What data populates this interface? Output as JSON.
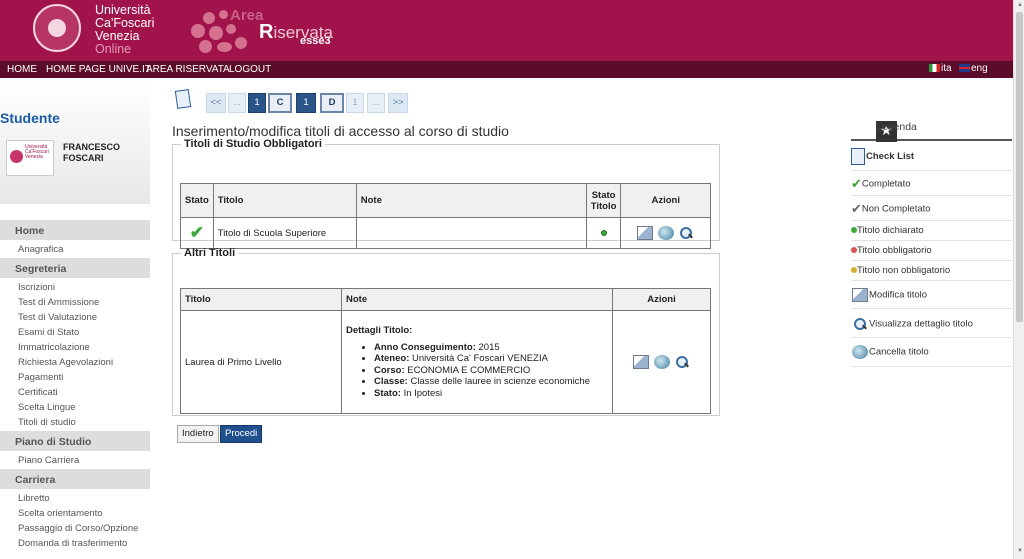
{
  "header": {
    "uni_line1": "Università",
    "uni_line2": "Ca'Foscari",
    "uni_line3": "Venezia",
    "uni_line4": "Online",
    "area_word": "Area",
    "riservata_word": "Riservata",
    "riservata_initial": "R",
    "riservata_rest": "iservata",
    "esse3": "esse3",
    "brand_color": "#a0144b"
  },
  "topnav": {
    "items": [
      "HOME",
      "HOME PAGE UNIVE.IT",
      "AREA RISERVATA",
      "LOGOUT"
    ],
    "lang_it": "ita",
    "lang_en": "eng"
  },
  "student": {
    "title": "Studente",
    "badge": "Università Ca'Foscari Venezia",
    "name_line1": "FRANCESCO",
    "name_line2": "FOSCARI"
  },
  "menu": {
    "home": "Home",
    "anagrafica": "Anagrafica",
    "segreteria": "Segreteria",
    "segreteria_items": [
      "Iscrizioni",
      "Test di Ammissione",
      "Test di Valutazione",
      "Esami di Stato",
      "Immatricolazione",
      "Richiesta Agevolazioni",
      "Pagamenti",
      "Certificati",
      "Scelta Lingue",
      "Titoli di studio"
    ],
    "piano": "Piano di Studio",
    "piano_items": [
      "Piano Carriera"
    ],
    "carriera": "Carriera",
    "carriera_items": [
      "Libretto",
      "Scelta orientamento",
      "Passaggio di Corso/Opzione",
      "Domanda di trasferimento"
    ]
  },
  "pager": {
    "first": "<<",
    "ellipsis": "...",
    "step1": "1",
    "labelC": "C",
    "step1b": "1",
    "labelD": "D",
    "next": "1",
    "ellipsis2": "...",
    "last": ">>"
  },
  "main": {
    "title": "Inserimento/modifica titoli di accesso al corso di studio",
    "obbligatori": {
      "legend": "Titoli di Studio Obbligatori",
      "headers": {
        "stato": "Stato",
        "titolo": "Titolo",
        "note": "Note",
        "stato_titolo_1": "Stato",
        "stato_titolo_2": "Titolo",
        "azioni": "Azioni"
      },
      "row": {
        "titolo": "Titolo di Scuola Superiore",
        "note": ""
      }
    },
    "altri": {
      "legend": "Altri Titoli",
      "headers": {
        "titolo": "Titolo",
        "note": "Note",
        "azioni": "Azioni"
      },
      "row": {
        "titolo": "Laurea di Primo Livello",
        "details_title": "Dettagli Titolo:",
        "details": [
          {
            "k": "Anno Conseguimento:",
            "v": "2015"
          },
          {
            "k": "Ateneo:",
            "v": "Università Ca' Foscari VENEZIA"
          },
          {
            "k": "Corso:",
            "v": "ECONOMIA E COMMERCIO"
          },
          {
            "k": "Classe:",
            "v": "Classe delle lauree in scienze economiche"
          },
          {
            "k": "Stato:",
            "v": "In Ipotesi"
          }
        ]
      }
    },
    "buttons": {
      "back": "Indietro",
      "proceed": "Procedi"
    }
  },
  "legend": {
    "title": "Legenda",
    "items": [
      "Check List",
      "Completato",
      "Non Completato",
      "Titolo dichiarato",
      "Titolo obbligatorio",
      "Titolo non obbligatorio",
      "Modifica titolo",
      "Visualizza dettaglio titolo",
      "Cancella titolo"
    ],
    "dot_colors": {
      "green": "#3aa83a",
      "red": "#d9534f",
      "yellow": "#d4b02a"
    }
  }
}
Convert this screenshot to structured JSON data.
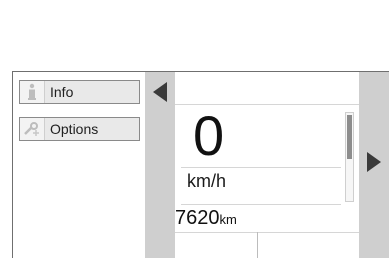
{
  "menu": {
    "items": [
      {
        "label": "Info",
        "icon": "info-icon"
      },
      {
        "label": "Options",
        "icon": "wrench-icon"
      }
    ]
  },
  "display": {
    "speed_value": "0",
    "speed_unit": "km/h",
    "odometer_value": "7620",
    "odometer_unit": "km"
  },
  "colors": {
    "side_bar": "#cfcfcf",
    "arrow": "#3a3a3a",
    "button_bg": "#e9e9e9"
  }
}
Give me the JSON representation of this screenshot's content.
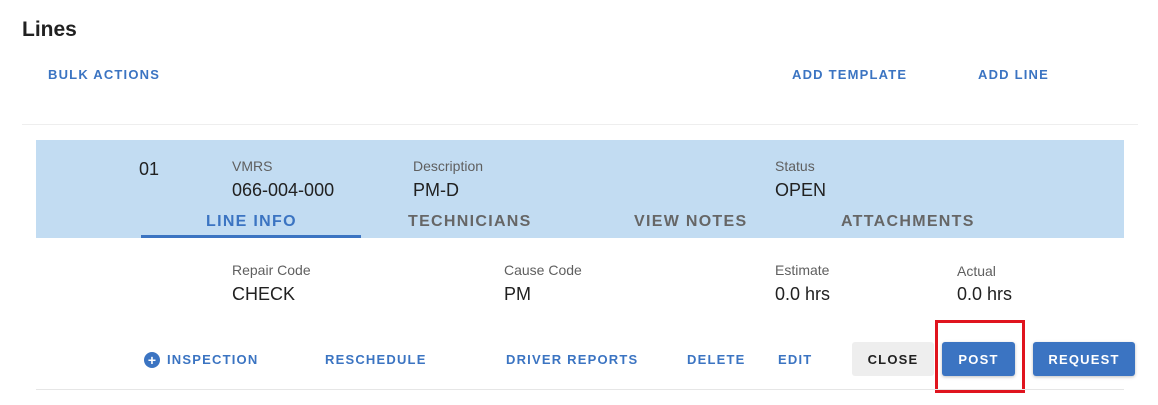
{
  "section": {
    "title": "Lines"
  },
  "toolbar": {
    "bulk_actions": "BULK ACTIONS",
    "add_template": "ADD TEMPLATE",
    "add_line": "ADD LINE"
  },
  "line": {
    "number": "01",
    "vmrs": {
      "label": "VMRS",
      "value": "066-004-000"
    },
    "description": {
      "label": "Description",
      "value": "PM-D"
    },
    "status": {
      "label": "Status",
      "value": "OPEN"
    },
    "tabs": [
      {
        "label": "LINE INFO",
        "active": true
      },
      {
        "label": "TECHNICIANS",
        "active": false
      },
      {
        "label": "VIEW NOTES",
        "active": false
      },
      {
        "label": "ATTACHMENTS",
        "active": false
      }
    ],
    "info": {
      "repair_code": {
        "label": "Repair Code",
        "value": "CHECK"
      },
      "cause_code": {
        "label": "Cause Code",
        "value": "PM"
      },
      "estimate": {
        "label": "Estimate",
        "value": "0.0 hrs"
      },
      "actual": {
        "label": "Actual",
        "value": "0.0 hrs"
      }
    },
    "actions": {
      "inspection": "INSPECTION",
      "reschedule": "RESCHEDULE",
      "driver_reports": "DRIVER REPORTS",
      "delete": "DELETE",
      "edit": "EDIT",
      "close": "CLOSE",
      "post": "POST",
      "request": "REQUEST"
    }
  },
  "icons": {
    "inspection": "plus-circle-icon"
  },
  "colors": {
    "accent": "#3b74c2",
    "header_bg": "#c2dcf2",
    "highlight": "#e0141e"
  }
}
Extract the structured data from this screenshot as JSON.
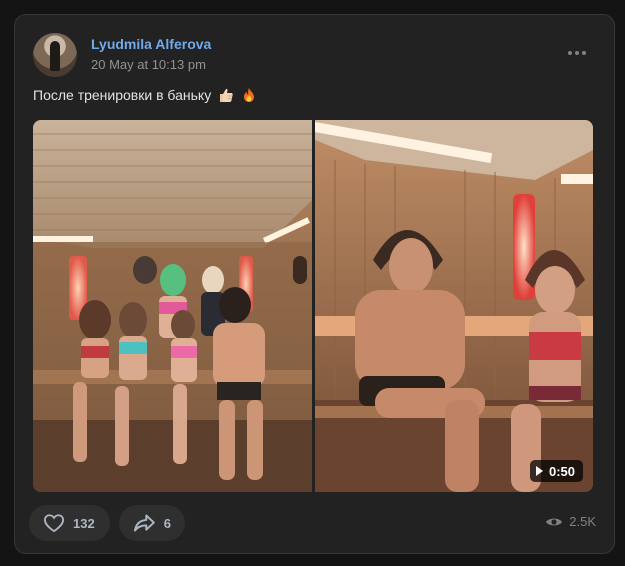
{
  "post": {
    "author": "Lyudmila Alferova",
    "date": "20 May at 10:13 pm",
    "text": "После тренировки в баньку",
    "emojis": [
      "thumbs-up-icon",
      "fire-icon"
    ]
  },
  "media": {
    "items": [
      {
        "type": "photo",
        "description": "sauna-group-photo"
      },
      {
        "type": "video",
        "duration": "0:50"
      }
    ]
  },
  "footer": {
    "likes": "132",
    "shares": "6",
    "views": "2.5K"
  },
  "colors": {
    "background": "#141414",
    "card": "#222222",
    "author_link": "#71aaeb",
    "muted": "#939393",
    "pill": "#2f2f2f"
  }
}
========
§ What this task involves: Make an exact copy of the records above, with the pictures left out.

§ Task solution:
What data populates this interface? Output as JSON.
{
  "header": {
    "uni_line1": "Università",
    "uni_line2": "Ca'Foscari",
    "uni_line3": "Venezia",
    "uni_line4": "Online",
    "area_word": "Area",
    "riservata_word": "Riservata",
    "riservata_initial": "R",
    "riservata_rest": "iservata",
    "esse3": "esse3",
    "brand_color": "#a0144b"
  },
  "topnav": {
    "items": [
      "HOME",
      "HOME PAGE UNIVE.IT",
      "AREA RISERVATA",
      "LOGOUT"
    ],
    "lang_it": "ita",
    "lang_en": "eng"
  },
  "student": {
    "title": "Studente",
    "badge": "Università Ca'Foscari Venezia",
    "name_line1": "FRANCESCO",
    "name_line2": "FOSCARI"
  },
  "menu": {
    "home": "Home",
    "anagrafica": "Anagrafica",
    "segreteria": "Segreteria",
    "segreteria_items": [
      "Iscrizioni",
      "Test di Ammissione",
      "Test di Valutazione",
      "Esami di Stato",
      "Immatricolazione",
      "Richiesta Agevolazioni",
      "Pagamenti",
      "Certificati",
      "Scelta Lingue",
      "Titoli di studio"
    ],
    "piano": "Piano di Studio",
    "piano_items": [
      "Piano Carriera"
    ],
    "carriera": "Carriera",
    "carriera_items": [
      "Libretto",
      "Scelta orientamento",
      "Passaggio di Corso/Opzione",
      "Domanda di trasferimento"
    ]
  },
  "pager": {
    "first": "<<",
    "ellipsis": "...",
    "step1": "1",
    "labelC": "C",
    "step1b": "1",
    "labelD": "D",
    "next": "1",
    "ellipsis2": "...",
    "last": ">>"
  },
  "main": {
    "title": "Inserimento/modifica titoli di accesso al corso di studio",
    "obbligatori": {
      "legend": "Titoli di Studio Obbligatori",
      "headers": {
        "stato": "Stato",
        "titolo": "Titolo",
        "note": "Note",
        "stato_titolo_1": "Stato",
        "stato_titolo_2": "Titolo",
        "azioni": "Azioni"
      },
      "row": {
        "titolo": "Titolo di Scuola Superiore",
        "note": ""
      }
    },
    "altri": {
      "legend": "Altri Titoli",
      "headers": {
        "titolo": "Titolo",
        "note": "Note",
        "azioni": "Azioni"
      },
      "row": {
        "titolo": "Laurea di Primo Livello",
        "details_title": "Dettagli Titolo:",
        "details": [
          {
            "k": "Anno Conseguimento:",
            "v": "2015"
          },
          {
            "k": "Ateneo:",
            "v": "Università Ca' Foscari VENEZIA"
          },
          {
            "k": "Corso:",
            "v": "ECONOMIA E COMMERCIO"
          },
          {
            "k": "Classe:",
            "v": "Classe delle lauree in scienze economiche"
          },
          {
            "k": "Stato:",
            "v": "In Ipotesi"
          }
        ]
      }
    },
    "buttons": {
      "back": "Indietro",
      "proceed": "Procedi"
    }
  },
  "legend": {
    "title": "Legenda",
    "items": [
      "Check List",
      "Completato",
      "Non Completato",
      "Titolo dichiarato",
      "Titolo obbligatorio",
      "Titolo non obbligatorio",
      "Modifica titolo",
      "Visualizza dettaglio titolo",
      "Cancella titolo"
    ],
    "dot_colors": {
      "green": "#3aa83a",
      "red": "#d9534f",
      "yellow": "#d4b02a"
    }
  }
}
Convert this screenshot to structured JSON data.
{
  "menu": {
    "items": [
      {
        "label": "Info",
        "icon": "info-icon"
      },
      {
        "label": "Options",
        "icon": "wrench-icon"
      }
    ]
  },
  "display": {
    "speed_value": "0",
    "speed_unit": "km/h",
    "odometer_value": "7620",
    "odometer_unit": "km"
  },
  "colors": {
    "side_bar": "#cfcfcf",
    "arrow": "#3a3a3a",
    "button_bg": "#e9e9e9"
  }
}
Give me the JSON representation of this screenshot's content.
{
  "section": {
    "title": "Lines"
  },
  "toolbar": {
    "bulk_actions": "BULK ACTIONS",
    "add_template": "ADD TEMPLATE",
    "add_line": "ADD LINE"
  },
  "line": {
    "number": "01",
    "vmrs": {
      "label": "VMRS",
      "value": "066-004-000"
    },
    "description": {
      "label": "Description",
      "value": "PM-D"
    },
    "status": {
      "label": "Status",
      "value": "OPEN"
    },
    "tabs": [
      {
        "label": "LINE INFO",
        "active": true
      },
      {
        "label": "TECHNICIANS",
        "active": false
      },
      {
        "label": "VIEW NOTES",
        "active": false
      },
      {
        "label": "ATTACHMENTS",
        "active": false
      }
    ],
    "info": {
      "repair_code": {
        "label": "Repair Code",
        "value": "CHECK"
      },
      "cause_code": {
        "label": "Cause Code",
        "value": "PM"
      },
      "estimate": {
        "label": "Estimate",
        "value": "0.0 hrs"
      },
      "actual": {
        "label": "Actual",
        "value": "0.0 hrs"
      }
    },
    "actions": {
      "inspection": "INSPECTION",
      "reschedule": "RESCHEDULE",
      "driver_reports": "DRIVER REPORTS",
      "delete": "DELETE",
      "edit": "EDIT",
      "close": "CLOSE",
      "post": "POST",
      "request": "REQUEST"
    }
  },
  "icons": {
    "inspection": "plus-circle-icon"
  },
  "colors": {
    "accent": "#3b74c2",
    "header_bg": "#c2dcf2",
    "highlight": "#e0141e"
  }
}
Extract the structured data from this screenshot as JSON.
{
  "post": {
    "author": "Lyudmila Alferova",
    "date": "20 May at 10:13 pm",
    "text": "После тренировки в баньку",
    "emojis": [
      "thumbs-up-icon",
      "fire-icon"
    ]
  },
  "media": {
    "items": [
      {
        "type": "photo",
        "description": "sauna-group-photo"
      },
      {
        "type": "video",
        "duration": "0:50"
      }
    ]
  },
  "footer": {
    "likes": "132",
    "shares": "6",
    "views": "2.5K"
  },
  "colors": {
    "background": "#141414",
    "card": "#222222",
    "author_link": "#71aaeb",
    "muted": "#939393",
    "pill": "#2f2f2f"
  }
}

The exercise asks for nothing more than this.